- STATED EXERCISE -
Note each line where "content" appears, and copy it.

-- BEGIN DATA ENTRIES --

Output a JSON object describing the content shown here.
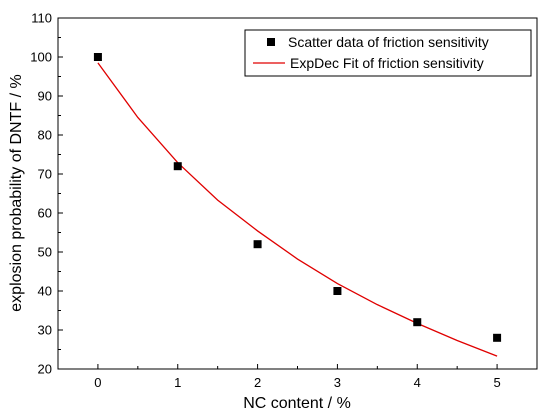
{
  "chart_data": {
    "type": "scatter",
    "xlabel": "NC content / %",
    "ylabel": "explosion probability of DNTF / %",
    "xlim": [
      -0.5,
      5.5
    ],
    "ylim": [
      20,
      110
    ],
    "x_ticks": [
      0,
      1,
      2,
      3,
      4,
      5
    ],
    "y_ticks": [
      20,
      30,
      40,
      50,
      60,
      70,
      80,
      90,
      100,
      110
    ],
    "grid": false,
    "legend_position": "top-right",
    "series": [
      {
        "name": "Scatter data of friction sensitivity",
        "kind": "scatter",
        "marker": "square",
        "color": "#000000",
        "x": [
          0,
          1,
          2,
          3,
          4,
          5
        ],
        "y": [
          100,
          72,
          52,
          40,
          32,
          28
        ]
      },
      {
        "name": "ExpDec Fit of friction sensitivity",
        "kind": "line",
        "color": "#e00000",
        "x": [
          0,
          0.5,
          1,
          1.5,
          2,
          2.5,
          3,
          3.5,
          4,
          4.5,
          5
        ],
        "y": [
          98.5,
          84.5,
          72.9,
          63.3,
          55.4,
          48.2,
          41.9,
          36.5,
          31.7,
          27.3,
          23.3
        ]
      }
    ]
  }
}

-- END DATA ENTRIES --

- SOLUTION -
Output a JSON object describing the content shown here.
    "xlabel": "NC content / %",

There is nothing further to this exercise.